### WHAT TO DO
Give every line of the listing as a Markdown table with the columns n and Line, where n numbers the rows and Line holds the line itself; omit blank lines.

[BEGIN]

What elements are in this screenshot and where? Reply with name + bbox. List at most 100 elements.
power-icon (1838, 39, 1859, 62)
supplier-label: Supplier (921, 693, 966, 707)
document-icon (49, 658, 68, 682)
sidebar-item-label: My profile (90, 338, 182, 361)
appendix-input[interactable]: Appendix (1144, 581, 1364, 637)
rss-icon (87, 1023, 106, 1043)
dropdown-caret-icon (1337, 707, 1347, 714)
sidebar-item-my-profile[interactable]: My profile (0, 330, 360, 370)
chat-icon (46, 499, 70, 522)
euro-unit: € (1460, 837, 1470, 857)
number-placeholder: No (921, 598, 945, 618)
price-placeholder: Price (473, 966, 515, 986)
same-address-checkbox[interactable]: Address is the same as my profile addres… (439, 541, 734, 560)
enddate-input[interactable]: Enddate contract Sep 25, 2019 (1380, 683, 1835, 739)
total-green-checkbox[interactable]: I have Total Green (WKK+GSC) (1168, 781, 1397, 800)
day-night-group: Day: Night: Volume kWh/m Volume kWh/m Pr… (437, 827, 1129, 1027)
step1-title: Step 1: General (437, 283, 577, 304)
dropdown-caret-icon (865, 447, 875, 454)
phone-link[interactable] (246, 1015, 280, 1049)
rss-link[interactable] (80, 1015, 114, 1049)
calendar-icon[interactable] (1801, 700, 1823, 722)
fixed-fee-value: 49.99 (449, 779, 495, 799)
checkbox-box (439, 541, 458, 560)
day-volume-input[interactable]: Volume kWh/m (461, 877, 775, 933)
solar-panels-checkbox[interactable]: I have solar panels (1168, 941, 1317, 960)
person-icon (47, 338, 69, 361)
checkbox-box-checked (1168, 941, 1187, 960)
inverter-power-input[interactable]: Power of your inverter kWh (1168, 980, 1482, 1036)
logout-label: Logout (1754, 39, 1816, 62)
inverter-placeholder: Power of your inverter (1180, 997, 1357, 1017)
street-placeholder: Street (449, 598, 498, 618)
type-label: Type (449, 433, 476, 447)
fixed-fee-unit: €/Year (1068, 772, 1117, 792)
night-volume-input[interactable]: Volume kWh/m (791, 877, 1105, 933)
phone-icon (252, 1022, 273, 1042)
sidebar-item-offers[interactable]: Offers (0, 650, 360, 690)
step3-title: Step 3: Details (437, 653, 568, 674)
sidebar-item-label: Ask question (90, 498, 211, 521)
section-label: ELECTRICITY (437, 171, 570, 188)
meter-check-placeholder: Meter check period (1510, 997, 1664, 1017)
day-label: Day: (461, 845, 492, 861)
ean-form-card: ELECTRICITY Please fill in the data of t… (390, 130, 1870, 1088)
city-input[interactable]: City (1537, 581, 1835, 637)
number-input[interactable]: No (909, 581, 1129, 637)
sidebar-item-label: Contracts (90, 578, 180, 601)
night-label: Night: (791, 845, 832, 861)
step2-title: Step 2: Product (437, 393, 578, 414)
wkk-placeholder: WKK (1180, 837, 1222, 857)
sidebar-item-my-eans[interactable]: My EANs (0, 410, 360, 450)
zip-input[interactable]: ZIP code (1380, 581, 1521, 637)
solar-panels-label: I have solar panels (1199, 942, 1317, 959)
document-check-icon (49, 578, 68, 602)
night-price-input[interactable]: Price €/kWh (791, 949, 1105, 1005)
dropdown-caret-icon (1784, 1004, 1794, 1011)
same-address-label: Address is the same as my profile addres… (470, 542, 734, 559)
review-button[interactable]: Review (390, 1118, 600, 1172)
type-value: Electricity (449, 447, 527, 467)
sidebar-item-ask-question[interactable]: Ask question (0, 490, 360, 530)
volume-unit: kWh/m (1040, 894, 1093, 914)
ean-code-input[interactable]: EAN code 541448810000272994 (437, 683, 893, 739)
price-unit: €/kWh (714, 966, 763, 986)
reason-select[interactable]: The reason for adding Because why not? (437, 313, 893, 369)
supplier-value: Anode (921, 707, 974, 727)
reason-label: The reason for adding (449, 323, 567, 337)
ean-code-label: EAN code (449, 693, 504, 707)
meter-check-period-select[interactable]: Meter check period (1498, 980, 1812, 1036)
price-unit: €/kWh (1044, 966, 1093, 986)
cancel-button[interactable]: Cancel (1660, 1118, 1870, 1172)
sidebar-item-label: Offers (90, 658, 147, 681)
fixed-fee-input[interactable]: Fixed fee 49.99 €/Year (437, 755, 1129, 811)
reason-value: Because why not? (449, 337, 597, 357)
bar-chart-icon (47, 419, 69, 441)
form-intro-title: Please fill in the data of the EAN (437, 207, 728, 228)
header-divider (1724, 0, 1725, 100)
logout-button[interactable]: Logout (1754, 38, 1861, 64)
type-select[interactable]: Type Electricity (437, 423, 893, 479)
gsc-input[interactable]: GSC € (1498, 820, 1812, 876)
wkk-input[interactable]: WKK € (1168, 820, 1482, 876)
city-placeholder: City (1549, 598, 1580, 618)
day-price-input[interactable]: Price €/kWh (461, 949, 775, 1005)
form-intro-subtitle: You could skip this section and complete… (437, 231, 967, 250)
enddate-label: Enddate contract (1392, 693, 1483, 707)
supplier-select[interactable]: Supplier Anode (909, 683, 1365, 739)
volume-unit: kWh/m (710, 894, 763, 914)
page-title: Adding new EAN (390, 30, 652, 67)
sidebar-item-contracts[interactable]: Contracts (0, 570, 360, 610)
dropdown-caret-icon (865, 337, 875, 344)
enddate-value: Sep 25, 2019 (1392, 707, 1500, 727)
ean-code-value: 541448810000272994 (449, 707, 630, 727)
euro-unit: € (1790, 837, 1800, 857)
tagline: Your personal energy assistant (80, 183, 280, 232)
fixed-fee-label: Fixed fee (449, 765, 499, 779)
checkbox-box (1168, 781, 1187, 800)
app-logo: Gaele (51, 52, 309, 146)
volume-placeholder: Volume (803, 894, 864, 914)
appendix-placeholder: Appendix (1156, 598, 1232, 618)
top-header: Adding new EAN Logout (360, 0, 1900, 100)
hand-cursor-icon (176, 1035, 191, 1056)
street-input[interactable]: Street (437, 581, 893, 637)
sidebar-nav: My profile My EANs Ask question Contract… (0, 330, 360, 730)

[END]

### ANSWER TO THIS PROBLEM
| n | Line |
|---|---|
| 1 | What elements are in this screenshot and where? Reply with name + bbox. List at most 100 elements. |
| 2 | power-icon (1838, 39, 1859, 62) |
| 3 | supplier-label: Supplier (921, 693, 966, 707) |
| 4 | document-icon (49, 658, 68, 682) |
| 5 | sidebar-item-label: My profile (90, 338, 182, 361) |
| 6 | appendix-input[interactable]: Appendix (1144, 581, 1364, 637) |
| 7 | rss-icon (87, 1023, 106, 1043) |
| 8 | dropdown-caret-icon (1337, 707, 1347, 714) |
| 9 | sidebar-item-my-profile[interactable]: My profile (0, 330, 360, 370) |
| 10 | chat-icon (46, 499, 70, 522) |
| 11 | euro-unit: € (1460, 837, 1470, 857) |
| 12 | number-placeholder: No (921, 598, 945, 618) |
| 13 | price-placeholder: Price (473, 966, 515, 986) |
| 14 | same-address-checkbox[interactable]: Address is the same as my profile addres… (439, 541, 734, 560) |
| 15 | enddate-input[interactable]: Enddate contract Sep 25, 2019 (1380, 683, 1835, 739) |
| 16 | total-green-checkbox[interactable]: I have Total Green (WKK+GSC) (1168, 781, 1397, 800) |
| 17 | day-night-group: Day: Night: Volume kWh/m Volume kWh/m Pr… (437, 827, 1129, 1027) |
| 18 | step1-title: Step 1: General (437, 283, 577, 304) |
| 19 | dropdown-caret-icon (865, 447, 875, 454) |
| 20 | phone-link[interactable] (246, 1015, 280, 1049) |
| 21 | rss-link[interactable] (80, 1015, 114, 1049) |
| 22 | calendar-icon[interactable] (1801, 700, 1823, 722) |
| 23 | fixed-fee-value: 49.99 (449, 779, 495, 799) |
| 24 | checkbox-box (439, 541, 458, 560) |
| 25 | day-volume-input[interactable]: Volume kWh/m (461, 877, 775, 933) |
| 26 | solar-panels-checkbox[interactable]: I have solar panels (1168, 941, 1317, 960) |
| 27 | person-icon (47, 338, 69, 361) |
| 28 | checkbox-box-checked (1168, 941, 1187, 960) |
| 29 | inverter-power-input[interactable]: Power of your inverter kWh (1168, 980, 1482, 1036) |
| 30 | logout-label: Logout (1754, 39, 1816, 62) |
| 31 | inverter-placeholder: Power of your inverter (1180, 997, 1357, 1017) |
| 32 | street-placeholder: Street (449, 598, 498, 618) |
| 33 | type-label: Type (449, 433, 476, 447) |
| 34 | fixed-fee-unit: €/Year (1068, 772, 1117, 792) |
| 35 | night-volume-input[interactable]: Volume kWh/m (791, 877, 1105, 933) |
| 36 | phone-icon (252, 1022, 273, 1042) |
| 37 | sidebar-item-offers[interactable]: Offers (0, 650, 360, 690) |
| 38 | step3-title: Step 3: Details (437, 653, 568, 674) |
| 39 | sidebar-item-label: Ask question (90, 498, 211, 521) |
| 40 | section-label: ELECTRICITY (437, 171, 570, 188) |
| 41 | meter-check-placeholder: Meter check period (1510, 997, 1664, 1017) |
| 42 | day-label: Day: (461, 845, 492, 861) |
| 43 | ean-form-card: ELECTRICITY Please fill in the data of t… (390, 130, 1870, 1088) |
| 44 | city-input[interactable]: City (1537, 581, 1835, 637) |
| 45 | number-input[interactable]: No (909, 581, 1129, 637) |
| 46 | sidebar-item-label: Contracts (90, 578, 180, 601) |
| 47 | night-label: Night: (791, 845, 832, 861) |
| 48 | step2-title: Step 2: Product (437, 393, 578, 414) |
| 49 | wkk-placeholder: WKK (1180, 837, 1222, 857) |
| 50 | sidebar-item-my-eans[interactable]: My EANs (0, 410, 360, 450) |
| 51 | zip-input[interactable]: ZIP code (1380, 581, 1521, 637) |
| 52 | solar-panels-label: I have solar panels (1199, 942, 1317, 959) |
| 53 | document-check-icon (49, 578, 68, 602) |
| 54 | night-price-input[interactable]: Price €/kWh (791, 949, 1105, 1005) |
| 55 | dropdown-caret-icon (1784, 1004, 1794, 1011) |
| 56 | same-address-label: Address is the same as my profile addres… (470, 542, 734, 559) |
| 57 | review-button[interactable]: Review (390, 1118, 600, 1172) |
| 58 | type-value: Electricity (449, 447, 527, 467) |
| 59 | sidebar-item-ask-question[interactable]: Ask question (0, 490, 360, 530) |
| 60 | volume-unit: kWh/m (1040, 894, 1093, 914) |
| 61 | ean-code-input[interactable]: EAN code 541448810000272994 (437, 683, 893, 739) |
| 62 | price-unit: €/kWh (714, 966, 763, 986) |
| 63 | reason-select[interactable]: The reason for adding Because why not? (437, 313, 893, 369) |
| 64 | supplier-value: Anode (921, 707, 974, 727) |
| 65 | reason-label: The reason for adding (449, 323, 567, 337) |
| 66 | ean-code-label: EAN code (449, 693, 504, 707) |
| 67 | meter-check-period-select[interactable]: Meter check period (1498, 980, 1812, 1036) |
| 68 | price-unit: €/kWh (1044, 966, 1093, 986) |
| 69 | cancel-button[interactable]: Cancel (1660, 1118, 1870, 1172) |
| 70 | sidebar-item-label: Offers (90, 658, 147, 681) |
| 71 | fixed-fee-input[interactable]: Fixed fee 49.99 €/Year (437, 755, 1129, 811) |
| 72 | reason-value: Because why not? (449, 337, 597, 357) |
| 73 | bar-chart-icon (47, 419, 69, 441) |
| 74 | form-intro-title: Please fill in the data of the EAN (437, 207, 728, 228) |
| 75 | header-divider (1724, 0, 1725, 100) |
| 76 | logout-button[interactable]: Logout (1754, 38, 1861, 64) |
| 77 | type-select[interactable]: Type Electricity (437, 423, 893, 479) |
| 78 | gsc-input[interactable]: GSC € (1498, 820, 1812, 876) |
| 79 | wkk-input[interactable]: WKK € (1168, 820, 1482, 876) |
| 80 | city-placeholder: City (1549, 598, 1580, 618) |
| 81 | day-price-input[interactable]: Price €/kWh (461, 949, 775, 1005) |
| 82 | form-intro-subtitle: You could skip this section and complete… (437, 231, 967, 250) |
| 83 | enddate-label: Enddate contract (1392, 693, 1483, 707) |
| 84 | supplier-select[interactable]: Supplier Anode (909, 683, 1365, 739) |
| 85 | volume-unit: kWh/m (710, 894, 763, 914) |
| 86 | page-title: Adding new EAN (390, 30, 652, 67) |
| 87 | sidebar-item-contracts[interactable]: Contracts (0, 570, 360, 610) |
| 88 | dropdown-caret-icon (865, 337, 875, 344) |
| 89 | enddate-value: Sep 25, 2019 (1392, 707, 1500, 727) |
| 90 | ean-code-value: 541448810000272994 (449, 707, 630, 727) |
| 91 | euro-unit: € (1790, 837, 1800, 857) |
| 92 | tagline: Your personal energy assistant (80, 183, 280, 232) |
| 93 | fixed-fee-label: Fixed fee (449, 765, 499, 779) |
| 94 | checkbox-box (1168, 781, 1187, 800) |
| 95 | app-logo: Gaele (51, 52, 309, 146) |
| 96 | volume-placeholder: Volume (803, 894, 864, 914) |
| 97 | appendix-placeholder: Appendix (1156, 598, 1232, 618) |
| 98 | top-header: Adding new EAN Logout (360, 0, 1900, 100) |
| 99 | hand-cursor-icon (176, 1035, 191, 1056) |
| 100 | street-input[interactable]: Street (437, 581, 893, 637) |
| 101 | sidebar-nav: My profile My EANs Ask question Contract… (0, 330, 360, 730) |